DATA FOR THIS TASK
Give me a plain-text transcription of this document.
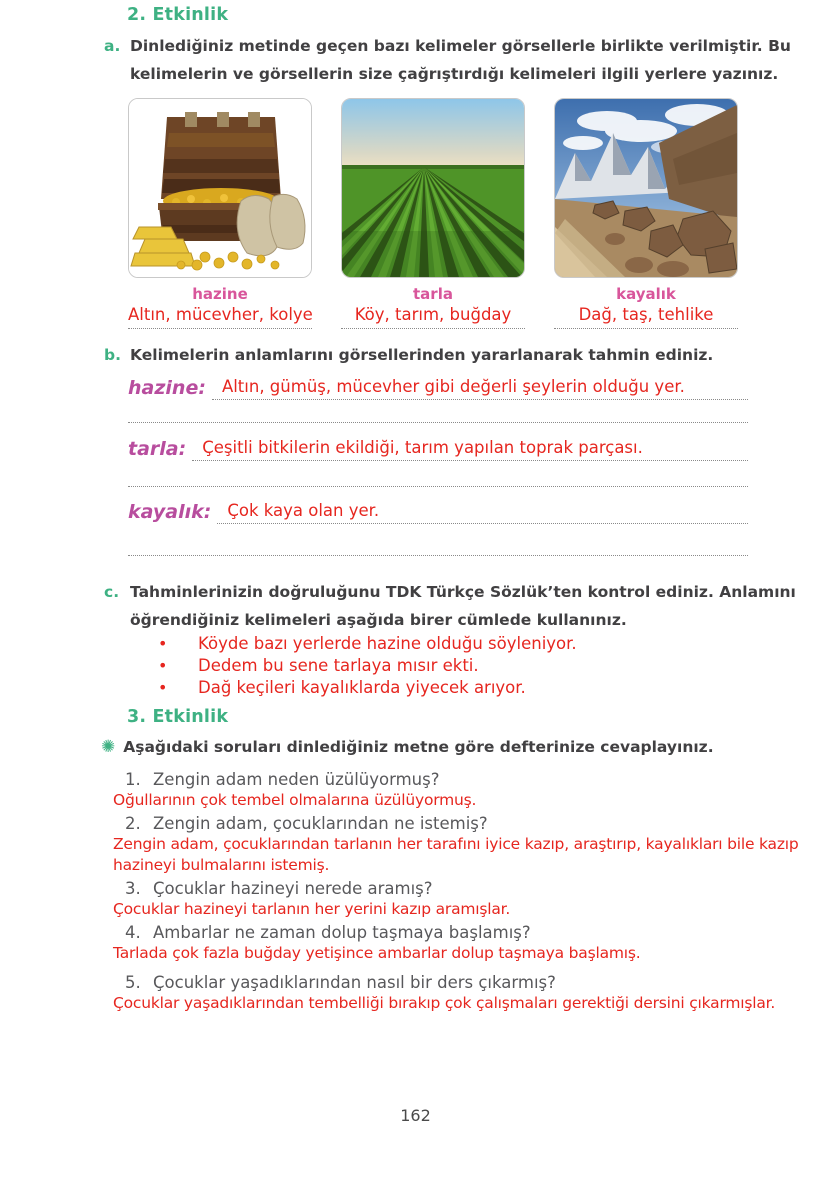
2. Etkinlik
a. Dinlediğiniz metinde geçen bazı kelimeler görsellerle birlikte verilmiştir. Bu kelimelerin ve görsellerin size çağrıştırdığı kelimeleri ilgili yerlere yazınız.

hazine
Altın, mücevher, kolye
tarla
Köy, tarım, buğday
kayalık
Dağ, taş, tehlike
b. Kelimelerin anlamlarını görsellerinden yararlanarak tahmin ediniz.

hazine: Altın, gümüş, mücevher gibi değerli şeylerin olduğu yer.
tarla: Çeşitli bitkilerin ekildiği, tarım yapılan toprak parçası.
kayalık: Çok kaya olan yer.
c. Tahminlerinizin doğruluğunu TDK Türkçe Sözlük’ten kontrol ediniz. Anlamını öğrendiğiniz kelimeleri aşağıda birer cümlede kullanınız.

• Köyde bazı yerlerde hazine olduğu söyleniyor.
• Dedem bu sene tarlaya mısır ekti.
• Dağ keçileri kayalıklarda yiyecek arıyor.
3. Etkinlik
✺ Aşağıdaki soruları dinlediğiniz metne göre defterinize cevaplayınız.

1. Zengin adam neden üzülüyormuş?
Oğullarının çok tembel olmalarına üzülüyormuş.
2. Zengin adam, çocuklarından ne istemiş?
Zengin adam, çocuklarından tarlanın her tarafını iyice kazıp, araştırıp, kayalıkları bile kazıp hazineyi bulmalarını istemiş.
3. Çocuklar hazineyi nerede aramış?
Çocuklar hazineyi tarlanın her yerini kazıp aramışlar.
4. Ambarlar ne zaman dolup taşmaya başlamış?
Tarlada çok fazla buğday yetişince ambarlar dolup taşmaya başlamış.
5. Çocuklar yaşadıklarından nasıl bir ders çıkarmış?
Çocuklar yaşadıklarından tembelliği bırakıp çok çalışmaları gerektiği dersini çıkarmışlar.
162
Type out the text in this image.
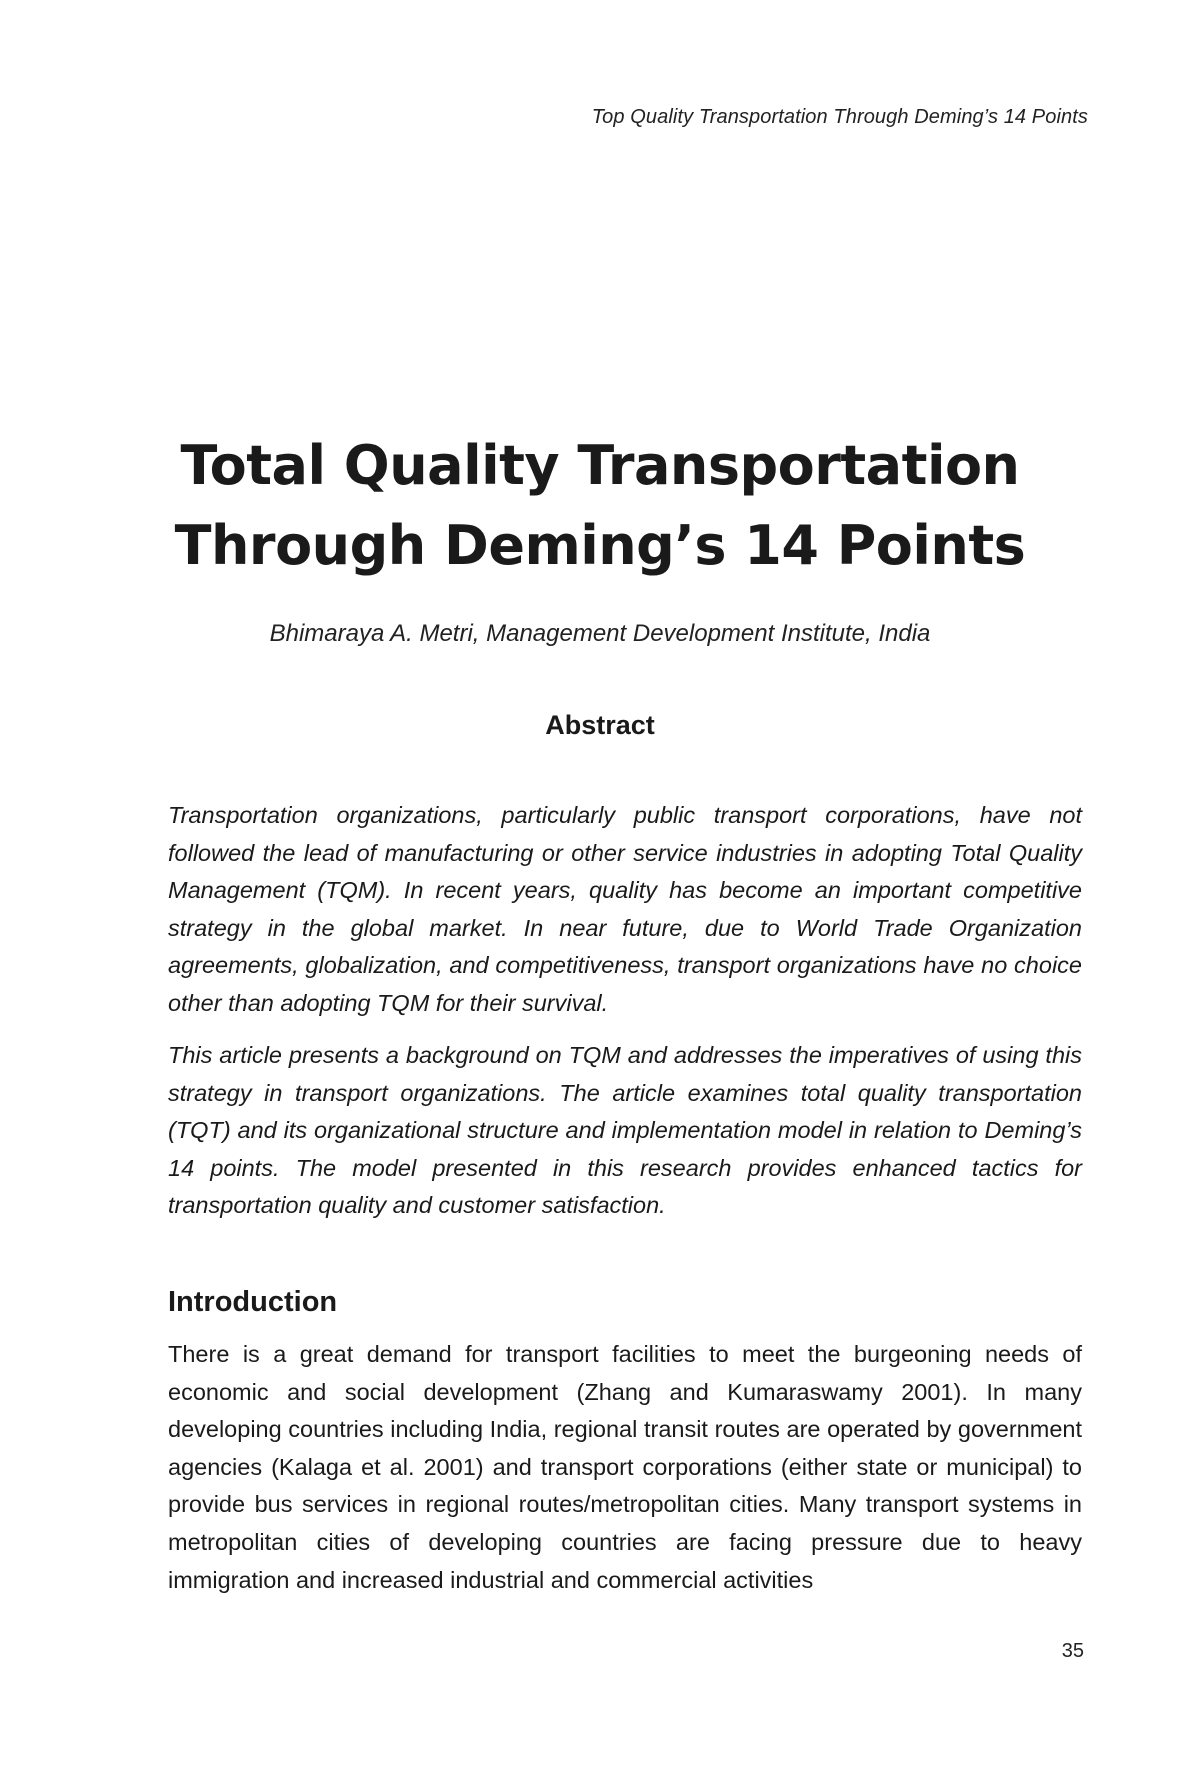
Top Quality Transportation Through Deming’s 14 Points
Total Quality Transportation
Through Deming’s 14 Points
Bhimaraya A. Metri, Management Development Institute, India
Abstract

Transportation organizations, particularly public transport corporations, have not followed the lead of manufacturing or other service industries in adopting Total Quality Management (TQM). In recent years, quality has become an important competitive strategy in the global market. In near future, due to World Trade Organization agreements, globalization, and competitiveness, transport organizations have no choice other than adopting TQM for their survival.

This article presents a background on TQM and addresses the imperatives of using this strategy in transport organizations. The article examines total quality transportation (TQT) and its organizational structure and implementation model in relation to Deming’s 14 points. The model presented in this research provides enhanced tactics for transportation quality and customer satisfaction.

Introduction

There is a great demand for transport facilities to meet the burgeoning needs of economic and social development (Zhang and Kumaraswamy 2001). In many developing countries including India, regional transit routes are operated by government agencies (Kalaga et al. 2001) and transport corporations (either state or municipal) to provide bus services in regional routes/metropolitan cities. Many transport systems in metropolitan cities of developing countries are facing pressure due to heavy immigration and increased industrial and commercial activities

35
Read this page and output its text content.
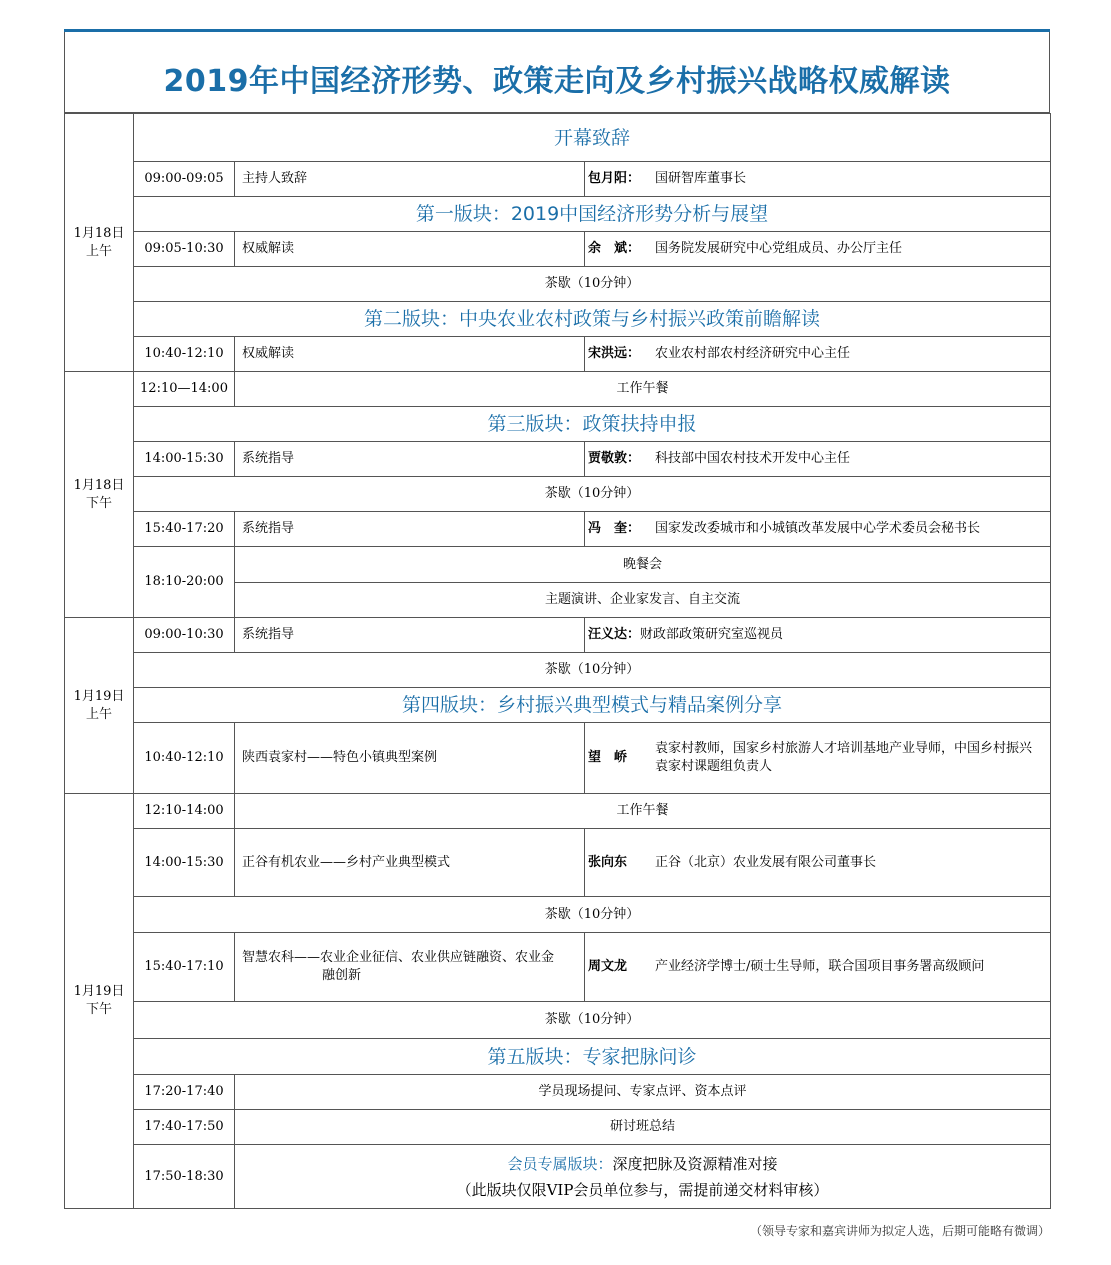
2019年中国经济形势、政策走向及乡村振兴战略权威解读
1月18日
上午	开幕致辞		
	09:00-09:05	主持人致辞	包月阳： 国研智库董事长
	第一版块：2019中国经济形势分析与展望		
	09:05-10:30	权威解读	余　斌： 国务院发展研究中心党组成员、办公厅主任
	茶歇（10分钟）		
	第二版块：中央农业农村政策与乡村振兴政策前瞻解读		
	10:40-12:10	权威解读	宋洪远： 农业农村部农村经济研究中心主任

1月18日
下午	12:10—14:00	工作午餐	
	第三版块：政策扶持申报		
	14:00-15:30	系统指导	贾敬敦： 科技部中国农村技术开发中心主任
	茶歇（10分钟）		
	15:40-17:20	系统指导	冯　奎： 国家发改委城市和小城镇改革发展中心学术委员会秘书长
	18:10-20:00	晚餐会	
		主题演讲、企业家发言、自主交流	

1月19日
上午	09:00-10:30	系统指导	汪义达：财政部政策研究室巡视员
	茶歇（10分钟）		
	第四版块：乡村振兴典型模式与精品案例分享		
	10:40-12:10	陕西袁家村——特色小镇典型案例	望　峤
袁家村教师，国家乡村旅游人才培训基地产业导师，中国乡村振兴袁家村课题组负责人

1月19日
下午	12:10-14:00	工作午餐	
	14:00-15:30	正谷有机农业——乡村产业典型模式	张向东 正谷（北京）农业发展有限公司董事长
	茶歇（10分钟）		
	15:40-17:10	智慧农科——农业企业征信、农业供应链融资、农业金
融创新	周文龙 产业经济学博士/硕士生导师，联合国项目事务署高级顾问
	茶歇（10分钟）		
	第五版块：专家把脉问诊		
	17:20-17:40	学员现场提问、专家点评、资本点评	
	17:40-17:50	研讨班总结	
	17:50-18:30	会员专属版块：深度把脉及资源精准对接
（此版块仅限VIP会员单位参与，需提前递交材料审核）	
（领导专家和嘉宾讲师为拟定人选，后期可能略有微调）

THE EXERCISE
Output every entry exactly as given; pictures are not part of the copy.

TASK ANSWER
Give me a plain-text transcription of this document.
2. Etkinlik
a. Dinlediğiniz metinde geçen bazı kelimeler görsellerle birlikte verilmiştir. Bu kelimelerin ve görsellerin size çağrıştırdığı kelimeleri ilgili yerlere yazınız.

hazine
Altın, mücevher, kolye
tarla
Köy, tarım, buğday
kayalık
Dağ, taş, tehlike
b. Kelimelerin anlamlarını görsellerinden yararlanarak tahmin ediniz.

hazine: Altın, gümüş, mücevher gibi değerli şeylerin olduğu yer.
tarla: Çeşitli bitkilerin ekildiği, tarım yapılan toprak parçası.
kayalık: Çok kaya olan yer.
c. Tahminlerinizin doğruluğunu TDK Türkçe Sözlük’ten kontrol ediniz. Anlamını öğrendiğiniz kelimeleri aşağıda birer cümlede kullanınız.

• Köyde bazı yerlerde hazine olduğu söyleniyor.
• Dedem bu sene tarlaya mısır ekti.
• Dağ keçileri kayalıklarda yiyecek arıyor.
3. Etkinlik
✺ Aşağıdaki soruları dinlediğiniz metne göre defterinize cevaplayınız.

1. Zengin adam neden üzülüyormuş?
Oğullarının çok tembel olmalarına üzülüyormuş.
2. Zengin adam, çocuklarından ne istemiş?
Zengin adam, çocuklarından tarlanın her tarafını iyice kazıp, araştırıp, kayalıkları bile kazıp hazineyi bulmalarını istemiş.
3. Çocuklar hazineyi nerede aramış?
Çocuklar hazineyi tarlanın her yerini kazıp aramışlar.
4. Ambarlar ne zaman dolup taşmaya başlamış?
Tarlada çok fazla buğday yetişince ambarlar dolup taşmaya başlamış.
5. Çocuklar yaşadıklarından nasıl bir ders çıkarmış?
Çocuklar yaşadıklarından tembelliği bırakıp çok çalışmaları gerektiği dersini çıkarmışlar.
162
Type out the text in this image.
Top Quality Transportation Through Deming’s 14 Points
Total Quality Transportation
Through Deming’s 14 Points
Bhimaraya A. Metri, Management Development Institute, India
Abstract

Transportation organizations, particularly public transport corporations, have not followed the lead of manufacturing or other service industries in adopting Total Quality Management (TQM). In recent years, quality has become an important competitive strategy in the global market. In near future, due to World Trade Organization agreements, globalization, and competitiveness, transport organizations have no choice other than adopting TQM for their survival.

This article presents a background on TQM and addresses the imperatives of using this strategy in transport organizations. The article examines total quality transportation (TQT) and its organizational structure and implementation model in relation to Deming’s 14 points. The model presented in this research provides enhanced tactics for transportation quality and customer satisfaction.

Introduction

There is a great demand for transport facilities to meet the burgeoning needs of economic and social development (Zhang and Kumaraswamy 2001). In many developing countries including India, regional transit routes are operated by government agencies (Kalaga et al. 2001) and transport corporations (either state or municipal) to provide bus services in regional routes/metropolitan cities. Many transport systems in metropolitan cities of developing countries are facing pressure due to heavy immigration and increased industrial and commercial activities

35
Read this page and output its text content.
2019年中国经济形势、政策走向及乡村振兴战略权威解读
1月18日
上午	开幕致辞		
	09:00-09:05	主持人致辞	包月阳： 国研智库董事长
	第一版块：2019中国经济形势分析与展望		
	09:05-10:30	权威解读	余　斌： 国务院发展研究中心党组成员、办公厅主任
	茶歇（10分钟）		
	第二版块：中央农业农村政策与乡村振兴政策前瞻解读		
	10:40-12:10	权威解读	宋洪远： 农业农村部农村经济研究中心主任

1月18日
下午	12:10—14:00	工作午餐	
	第三版块：政策扶持申报		
	14:00-15:30	系统指导	贾敬敦： 科技部中国农村技术开发中心主任
	茶歇（10分钟）		
	15:40-17:20	系统指导	冯　奎： 国家发改委城市和小城镇改革发展中心学术委员会秘书长
	18:10-20:00	晚餐会	
		主题演讲、企业家发言、自主交流	

1月19日
上午	09:00-10:30	系统指导	汪义达：财政部政策研究室巡视员
	茶歇（10分钟）		
	第四版块：乡村振兴典型模式与精品案例分享		
	10:40-12:10	陕西袁家村——特色小镇典型案例	望　峤
袁家村教师，国家乡村旅游人才培训基地产业导师，中国乡村振兴袁家村课题组负责人

1月19日
下午	12:10-14:00	工作午餐	
	14:00-15:30	正谷有机农业——乡村产业典型模式	张向东 正谷（北京）农业发展有限公司董事长
	茶歇（10分钟）		
	15:40-17:10	智慧农科——农业企业征信、农业供应链融资、农业金
融创新	周文龙 产业经济学博士/硕士生导师，联合国项目事务署高级顾问
	茶歇（10分钟）		
	第五版块：专家把脉问诊		
	17:20-17:40	学员现场提问、专家点评、资本点评	
	17:40-17:50	研讨班总结	
	17:50-18:30	会员专属版块：深度把脉及资源精准对接
（此版块仅限VIP会员单位参与，需提前递交材料审核）	
（领导专家和嘉宾讲师为拟定人选，后期可能略有微调）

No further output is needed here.